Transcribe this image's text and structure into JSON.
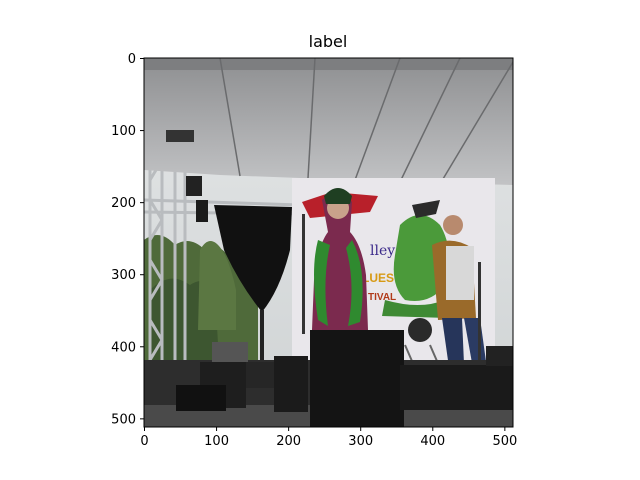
{
  "figure": {
    "title": "label"
  },
  "image": {
    "description_hidden": "",
    "scene": "outdoor festival stage under white canopy with performers"
  },
  "axes": {
    "x_ticks": [
      "0",
      "100",
      "200",
      "300",
      "400",
      "500"
    ],
    "y_ticks": [
      "0",
      "100",
      "200",
      "300",
      "400",
      "500"
    ],
    "x_values": [
      0,
      100,
      200,
      300,
      400,
      500
    ],
    "y_values": [
      0,
      100,
      200,
      300,
      400,
      500
    ],
    "xlim": [
      0,
      512
    ],
    "ylim": [
      512,
      0
    ]
  },
  "banner": {
    "text_line1": "lley",
    "text_line2": "LUES",
    "text_line3": "TIVAL"
  }
}
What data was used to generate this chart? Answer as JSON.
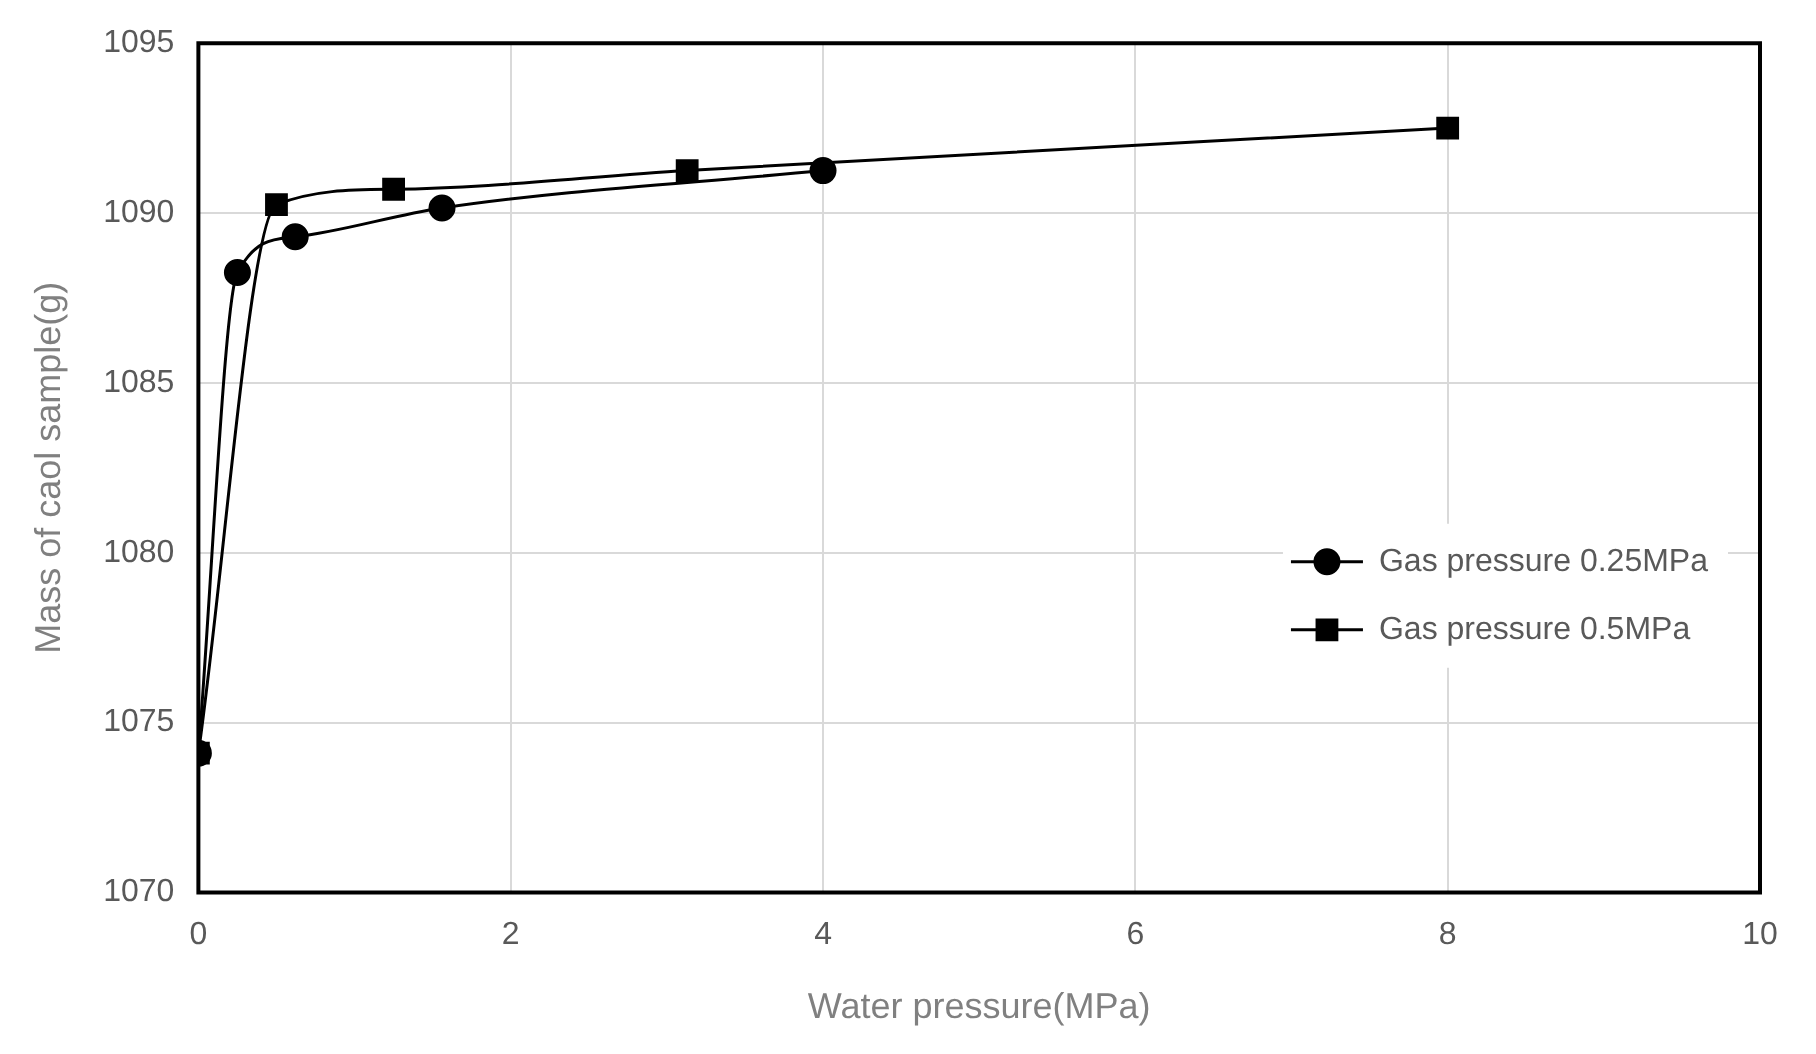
{
  "chart_data": {
    "type": "line",
    "xlabel": "Water pressure(MPa)",
    "ylabel": "Mass of caol sample(g)",
    "xlim": [
      0,
      10
    ],
    "xticks": [
      0,
      2,
      4,
      6,
      8,
      10
    ],
    "ylim": [
      1070,
      1095
    ],
    "yticks": [
      1070,
      1075,
      1080,
      1085,
      1090,
      1095
    ],
    "grid": true,
    "legend": "right",
    "series": [
      {
        "name": "Gas pressure 0.25MPa",
        "color": "#000000",
        "marker": "circle",
        "x": [
          0,
          0.25,
          0.62,
          1.56,
          4
        ],
        "values": [
          1074.1,
          1088.25,
          1089.3,
          1090.15,
          1091.25
        ]
      },
      {
        "name": "Gas pressure 0.5MPa",
        "color": "#000000",
        "marker": "square",
        "x": [
          0,
          0.5,
          1.25,
          3.13,
          8
        ],
        "values": [
          1074.1,
          1090.25,
          1090.7,
          1091.25,
          1092.5
        ]
      }
    ]
  }
}
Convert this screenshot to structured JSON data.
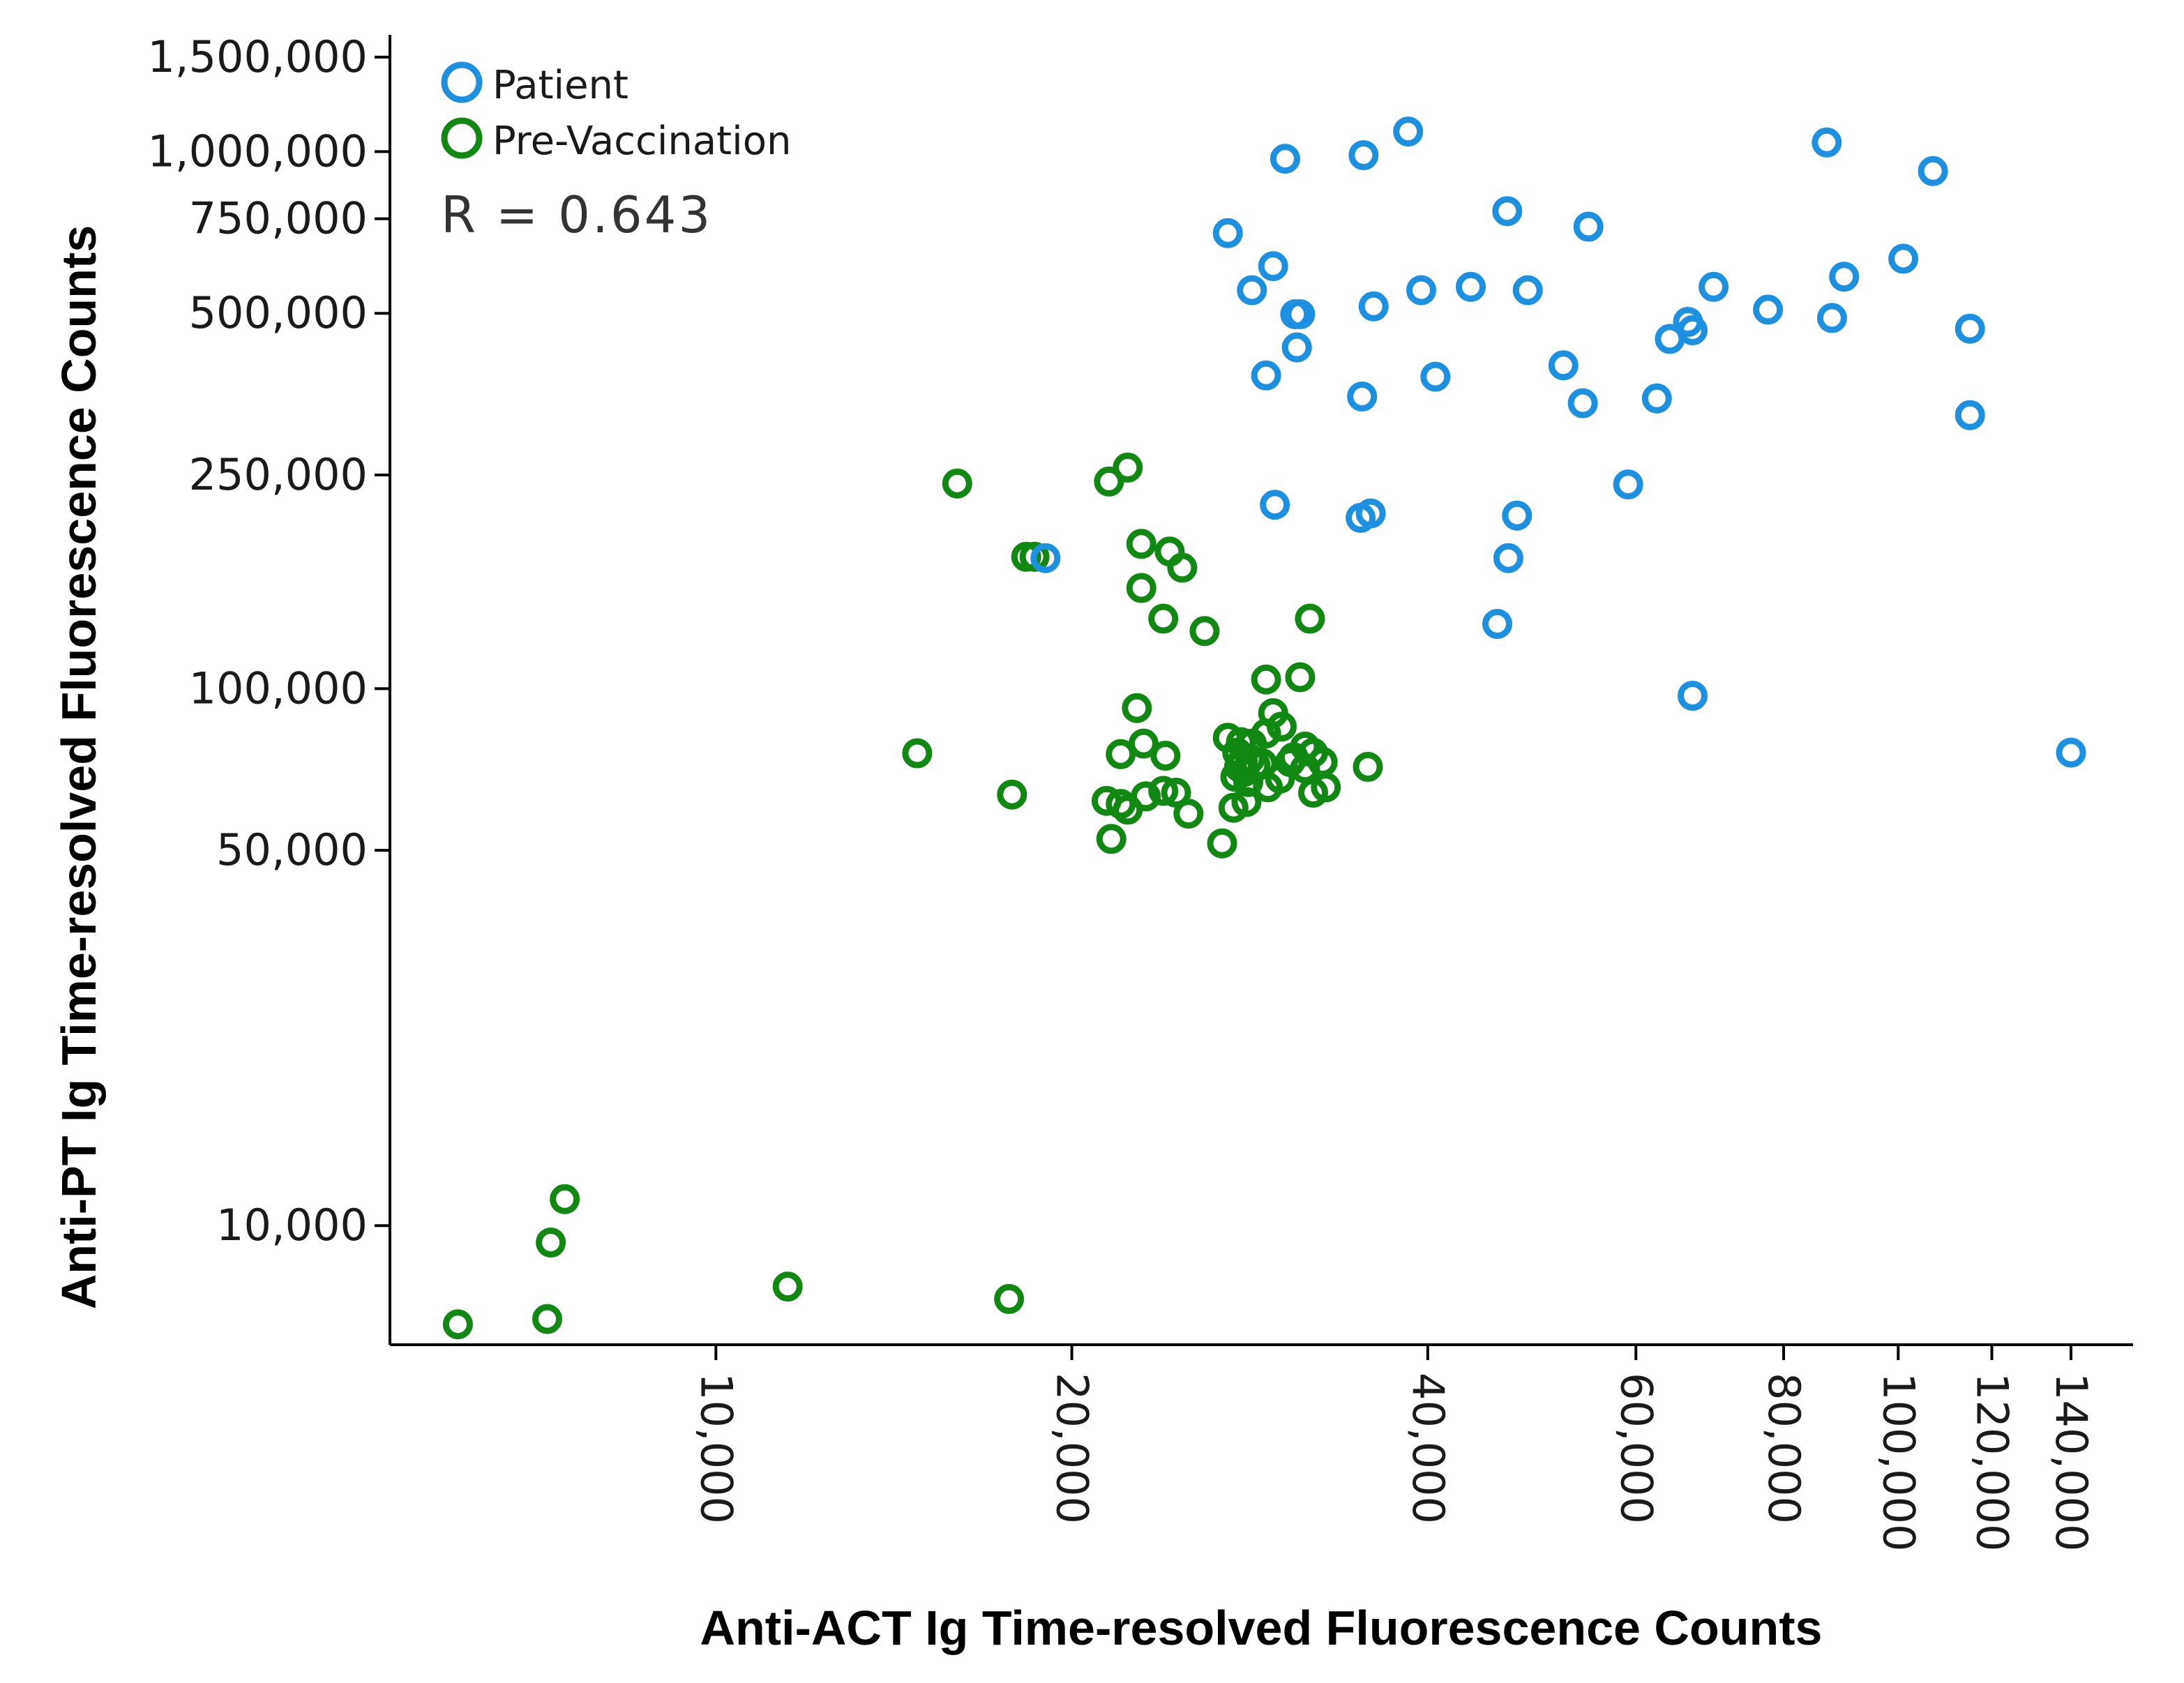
{
  "chart_data": {
    "type": "scatter",
    "title": "",
    "xlabel": "Anti-ACT Ig Time-resolved Fluorescence Counts",
    "ylabel": "Anti-PT Ig Time-resolved Fluorescence Counts",
    "x_scale": "log",
    "y_scale": "log",
    "xlim": [
      5300,
      158000
    ],
    "ylim": [
      6000,
      1650000
    ],
    "x_ticks": [
      10000,
      20000,
      40000,
      60000,
      80000,
      100000,
      120000,
      140000
    ],
    "x_tick_labels": [
      "10,000",
      "20,000",
      "40,000",
      "60,000",
      "80,000",
      "100,000",
      "120,000",
      "140,000"
    ],
    "y_ticks": [
      10000,
      50000,
      100000,
      250000,
      500000,
      750000,
      1000000,
      1500000
    ],
    "y_tick_labels": [
      "10,000",
      "50,000",
      "100,000",
      "250,000",
      "500,000",
      "750,000",
      "1,000,000",
      "1,500,000"
    ],
    "legend_position": "top-left",
    "annotation": "R = 0.643",
    "series": [
      {
        "name": "Patient",
        "color": "#1e90e0",
        "points": [
          [
            38500,
            1090000
          ],
          [
            35300,
            985000
          ],
          [
            87000,
            1040000
          ],
          [
            107000,
            920000
          ],
          [
            30300,
            970000
          ],
          [
            46700,
            775000
          ],
          [
            54700,
            725000
          ],
          [
            27100,
            705000
          ],
          [
            101000,
            632000
          ],
          [
            29600,
            612000
          ],
          [
            90000,
            585000
          ],
          [
            69800,
            560000
          ],
          [
            43500,
            560000
          ],
          [
            39500,
            552000
          ],
          [
            28400,
            552000
          ],
          [
            48600,
            552000
          ],
          [
            36000,
            515000
          ],
          [
            77600,
            508000
          ],
          [
            30900,
            498000
          ],
          [
            31200,
            498000
          ],
          [
            87900,
            490000
          ],
          [
            66400,
            482000
          ],
          [
            67000,
            465000
          ],
          [
            115000,
            468000
          ],
          [
            64100,
            448000
          ],
          [
            31000,
            432000
          ],
          [
            52100,
            400000
          ],
          [
            29200,
            383000
          ],
          [
            40600,
            381000
          ],
          [
            35200,
            350000
          ],
          [
            54100,
            340000
          ],
          [
            62500,
            347000
          ],
          [
            115000,
            323000
          ],
          [
            59100,
            240000
          ],
          [
            35100,
            208000
          ],
          [
            35800,
            212000
          ],
          [
            29700,
            220000
          ],
          [
            47600,
            210000
          ],
          [
            46800,
            175000
          ],
          [
            19000,
            175000
          ],
          [
            45800,
            132000
          ],
          [
            67000,
            97000
          ],
          [
            140000,
            76000
          ]
        ]
      },
      {
        "name": "Pre-Vaccination",
        "color": "#118811",
        "points": [
          [
            16000,
            241000
          ],
          [
            21500,
            243000
          ],
          [
            22300,
            258000
          ],
          [
            18300,
            176000
          ],
          [
            18600,
            176000
          ],
          [
            22900,
            186000
          ],
          [
            24200,
            180000
          ],
          [
            24800,
            168000
          ],
          [
            22900,
            154000
          ],
          [
            23900,
            135000
          ],
          [
            25900,
            128000
          ],
          [
            31800,
            135000
          ],
          [
            31200,
            105000
          ],
          [
            29200,
            104000
          ],
          [
            22700,
            92000
          ],
          [
            29600,
            90000
          ],
          [
            30100,
            85000
          ],
          [
            29200,
            82500
          ],
          [
            27100,
            81000
          ],
          [
            23000,
            79000
          ],
          [
            27800,
            79500
          ],
          [
            28400,
            79000
          ],
          [
            31500,
            78000
          ],
          [
            32000,
            76000
          ],
          [
            30800,
            74500
          ],
          [
            27600,
            76000
          ],
          [
            27900,
            73500
          ],
          [
            28300,
            74000
          ],
          [
            27700,
            71500
          ],
          [
            28000,
            70000
          ],
          [
            28600,
            72000
          ],
          [
            29000,
            72500
          ],
          [
            30600,
            73000
          ],
          [
            31500,
            71000
          ],
          [
            32600,
            73000
          ],
          [
            27500,
            68500
          ],
          [
            28200,
            67000
          ],
          [
            30000,
            68000
          ],
          [
            29300,
            65500
          ],
          [
            32000,
            64000
          ],
          [
            32800,
            65500
          ],
          [
            22000,
            75500
          ],
          [
            24000,
            75000
          ],
          [
            35600,
            71500
          ],
          [
            14800,
            75800
          ],
          [
            17800,
            63500
          ],
          [
            23100,
            63000
          ],
          [
            23900,
            64500
          ],
          [
            24500,
            64000
          ],
          [
            22000,
            61000
          ],
          [
            22300,
            59500
          ],
          [
            25100,
            58500
          ],
          [
            27400,
            60000
          ],
          [
            28100,
            61500
          ],
          [
            21400,
            61800
          ],
          [
            26800,
            51500
          ],
          [
            21600,
            52500
          ],
          [
            7450,
            11200
          ],
          [
            7250,
            9300
          ],
          [
            11500,
            7700
          ],
          [
            17700,
            7300
          ],
          [
            7200,
            6700
          ],
          [
            6050,
            6550
          ]
        ]
      }
    ]
  }
}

──────

EXERCISE REQUIREMENTS:
Omitting all images, retype each line of the records precisely.

COMPLETE RESPONSE:
Transcribe this image's text and structure into JSON.
{
  "figure": {
    "title": "label"
  },
  "image": {
    "description_hidden": "",
    "scene": "outdoor festival stage under white canopy with performers"
  },
  "axes": {
    "x_ticks": [
      "0",
      "100",
      "200",
      "300",
      "400",
      "500"
    ],
    "y_ticks": [
      "0",
      "100",
      "200",
      "300",
      "400",
      "500"
    ],
    "x_values": [
      0,
      100,
      200,
      300,
      400,
      500
    ],
    "y_values": [
      0,
      100,
      200,
      300,
      400,
      500
    ],
    "xlim": [
      0,
      512
    ],
    "ylim": [
      512,
      0
    ]
  },
  "banner": {
    "text_line1": "lley",
    "text_line2": "LUES",
    "text_line3": "TIVAL"
  }
}
What data was used to generate this chart? Answer as JSON.
{
  "chart_data": {
    "type": "line",
    "xlabel": "Water pressure(MPa)",
    "ylabel": "Mass of caol sample(g)",
    "xlim": [
      0,
      10
    ],
    "xticks": [
      0,
      2,
      4,
      6,
      8,
      10
    ],
    "ylim": [
      1070,
      1095
    ],
    "yticks": [
      1070,
      1075,
      1080,
      1085,
      1090,
      1095
    ],
    "grid": true,
    "legend": "right",
    "series": [
      {
        "name": "Gas pressure 0.25MPa",
        "color": "#000000",
        "marker": "circle",
        "x": [
          0,
          0.25,
          0.62,
          1.56,
          4
        ],
        "values": [
          1074.1,
          1088.25,
          1089.3,
          1090.15,
          1091.25
        ]
      },
      {
        "name": "Gas pressure 0.5MPa",
        "color": "#000000",
        "marker": "square",
        "x": [
          0,
          0.5,
          1.25,
          3.13,
          8
        ],
        "values": [
          1074.1,
          1090.25,
          1090.7,
          1091.25,
          1092.5
        ]
      }
    ]
  }
}
Convert this screenshot to structured JSON data.
{
  "chart_data": {
    "type": "scatter",
    "title": "",
    "xlabel": "Anti-ACT Ig Time-resolved Fluorescence Counts",
    "ylabel": "Anti-PT Ig Time-resolved Fluorescence Counts",
    "x_scale": "log",
    "y_scale": "log",
    "xlim": [
      5300,
      158000
    ],
    "ylim": [
      6000,
      1650000
    ],
    "x_ticks": [
      10000,
      20000,
      40000,
      60000,
      80000,
      100000,
      120000,
      140000
    ],
    "x_tick_labels": [
      "10,000",
      "20,000",
      "40,000",
      "60,000",
      "80,000",
      "100,000",
      "120,000",
      "140,000"
    ],
    "y_ticks": [
      10000,
      50000,
      100000,
      250000,
      500000,
      750000,
      1000000,
      1500000
    ],
    "y_tick_labels": [
      "10,000",
      "50,000",
      "100,000",
      "250,000",
      "500,000",
      "750,000",
      "1,000,000",
      "1,500,000"
    ],
    "legend_position": "top-left",
    "annotation": "R = 0.643",
    "series": [
      {
        "name": "Patient",
        "color": "#1e90e0",
        "points": [
          [
            38500,
            1090000
          ],
          [
            35300,
            985000
          ],
          [
            87000,
            1040000
          ],
          [
            107000,
            920000
          ],
          [
            30300,
            970000
          ],
          [
            46700,
            775000
          ],
          [
            54700,
            725000
          ],
          [
            27100,
            705000
          ],
          [
            101000,
            632000
          ],
          [
            29600,
            612000
          ],
          [
            90000,
            585000
          ],
          [
            69800,
            560000
          ],
          [
            43500,
            560000
          ],
          [
            39500,
            552000
          ],
          [
            28400,
            552000
          ],
          [
            48600,
            552000
          ],
          [
            36000,
            515000
          ],
          [
            77600,
            508000
          ],
          [
            30900,
            498000
          ],
          [
            31200,
            498000
          ],
          [
            87900,
            490000
          ],
          [
            66400,
            482000
          ],
          [
            67000,
            465000
          ],
          [
            115000,
            468000
          ],
          [
            64100,
            448000
          ],
          [
            31000,
            432000
          ],
          [
            52100,
            400000
          ],
          [
            29200,
            383000
          ],
          [
            40600,
            381000
          ],
          [
            35200,
            350000
          ],
          [
            54100,
            340000
          ],
          [
            62500,
            347000
          ],
          [
            115000,
            323000
          ],
          [
            59100,
            240000
          ],
          [
            35100,
            208000
          ],
          [
            35800,
            212000
          ],
          [
            29700,
            220000
          ],
          [
            47600,
            210000
          ],
          [
            46800,
            175000
          ],
          [
            19000,
            175000
          ],
          [
            45800,
            132000
          ],
          [
            67000,
            97000
          ],
          [
            140000,
            76000
          ]
        ]
      },
      {
        "name": "Pre-Vaccination",
        "color": "#118811",
        "points": [
          [
            16000,
            241000
          ],
          [
            21500,
            243000
          ],
          [
            22300,
            258000
          ],
          [
            18300,
            176000
          ],
          [
            18600,
            176000
          ],
          [
            22900,
            186000
          ],
          [
            24200,
            180000
          ],
          [
            24800,
            168000
          ],
          [
            22900,
            154000
          ],
          [
            23900,
            135000
          ],
          [
            25900,
            128000
          ],
          [
            31800,
            135000
          ],
          [
            31200,
            105000
          ],
          [
            29200,
            104000
          ],
          [
            22700,
            92000
          ],
          [
            29600,
            90000
          ],
          [
            30100,
            85000
          ],
          [
            29200,
            82500
          ],
          [
            27100,
            81000
          ],
          [
            23000,
            79000
          ],
          [
            27800,
            79500
          ],
          [
            28400,
            79000
          ],
          [
            31500,
            78000
          ],
          [
            32000,
            76000
          ],
          [
            30800,
            74500
          ],
          [
            27600,
            76000
          ],
          [
            27900,
            73500
          ],
          [
            28300,
            74000
          ],
          [
            27700,
            71500
          ],
          [
            28000,
            70000
          ],
          [
            28600,
            72000
          ],
          [
            29000,
            72500
          ],
          [
            30600,
            73000
          ],
          [
            31500,
            71000
          ],
          [
            32600,
            73000
          ],
          [
            27500,
            68500
          ],
          [
            28200,
            67000
          ],
          [
            30000,
            68000
          ],
          [
            29300,
            65500
          ],
          [
            32000,
            64000
          ],
          [
            32800,
            65500
          ],
          [
            22000,
            75500
          ],
          [
            24000,
            75000
          ],
          [
            35600,
            71500
          ],
          [
            14800,
            75800
          ],
          [
            17800,
            63500
          ],
          [
            23100,
            63000
          ],
          [
            23900,
            64500
          ],
          [
            24500,
            64000
          ],
          [
            22000,
            61000
          ],
          [
            22300,
            59500
          ],
          [
            25100,
            58500
          ],
          [
            27400,
            60000
          ],
          [
            28100,
            61500
          ],
          [
            21400,
            61800
          ],
          [
            26800,
            51500
          ],
          [
            21600,
            52500
          ],
          [
            7450,
            11200
          ],
          [
            7250,
            9300
          ],
          [
            11500,
            7700
          ],
          [
            17700,
            7300
          ],
          [
            7200,
            6700
          ],
          [
            6050,
            6550
          ]
        ]
      }
    ]
  }
}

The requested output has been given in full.